* Objective *
Write the number of lines holding the word "Comment", and nothing else.

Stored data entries
START

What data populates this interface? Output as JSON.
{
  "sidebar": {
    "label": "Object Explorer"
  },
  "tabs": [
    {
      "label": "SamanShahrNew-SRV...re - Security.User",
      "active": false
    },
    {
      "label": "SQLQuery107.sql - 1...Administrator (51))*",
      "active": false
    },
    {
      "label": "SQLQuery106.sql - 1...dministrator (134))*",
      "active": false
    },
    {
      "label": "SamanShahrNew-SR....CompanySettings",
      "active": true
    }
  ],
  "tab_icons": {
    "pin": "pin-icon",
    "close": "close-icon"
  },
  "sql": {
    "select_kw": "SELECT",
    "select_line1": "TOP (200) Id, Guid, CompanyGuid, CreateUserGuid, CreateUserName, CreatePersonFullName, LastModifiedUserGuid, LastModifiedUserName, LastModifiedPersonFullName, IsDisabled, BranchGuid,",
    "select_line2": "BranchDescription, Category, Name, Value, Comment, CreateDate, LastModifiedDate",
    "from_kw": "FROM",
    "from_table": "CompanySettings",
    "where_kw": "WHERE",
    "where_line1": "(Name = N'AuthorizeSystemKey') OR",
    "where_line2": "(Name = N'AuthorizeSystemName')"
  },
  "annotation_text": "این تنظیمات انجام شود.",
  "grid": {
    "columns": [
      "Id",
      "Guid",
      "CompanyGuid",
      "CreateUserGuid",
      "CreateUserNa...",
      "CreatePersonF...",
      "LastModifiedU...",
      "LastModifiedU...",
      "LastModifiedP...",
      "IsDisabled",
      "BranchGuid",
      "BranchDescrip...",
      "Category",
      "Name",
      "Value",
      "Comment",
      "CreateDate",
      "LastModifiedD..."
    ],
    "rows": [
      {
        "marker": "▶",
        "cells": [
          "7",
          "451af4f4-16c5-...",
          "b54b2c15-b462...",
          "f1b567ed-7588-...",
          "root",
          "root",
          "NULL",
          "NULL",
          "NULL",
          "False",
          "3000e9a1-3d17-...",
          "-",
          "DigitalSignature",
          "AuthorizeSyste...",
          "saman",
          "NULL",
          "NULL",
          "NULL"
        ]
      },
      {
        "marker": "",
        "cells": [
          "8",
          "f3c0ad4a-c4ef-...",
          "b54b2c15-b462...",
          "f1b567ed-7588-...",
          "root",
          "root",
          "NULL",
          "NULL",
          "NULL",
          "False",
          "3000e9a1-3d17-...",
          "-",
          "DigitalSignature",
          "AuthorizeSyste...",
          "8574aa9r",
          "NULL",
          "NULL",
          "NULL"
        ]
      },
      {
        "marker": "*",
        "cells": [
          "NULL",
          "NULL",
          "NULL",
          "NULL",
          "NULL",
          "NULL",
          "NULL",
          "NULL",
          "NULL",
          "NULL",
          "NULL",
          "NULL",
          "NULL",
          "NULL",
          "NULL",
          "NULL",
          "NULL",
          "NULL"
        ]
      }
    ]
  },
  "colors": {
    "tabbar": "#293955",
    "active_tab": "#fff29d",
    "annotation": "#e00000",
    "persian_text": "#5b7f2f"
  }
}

END

* Response below *
2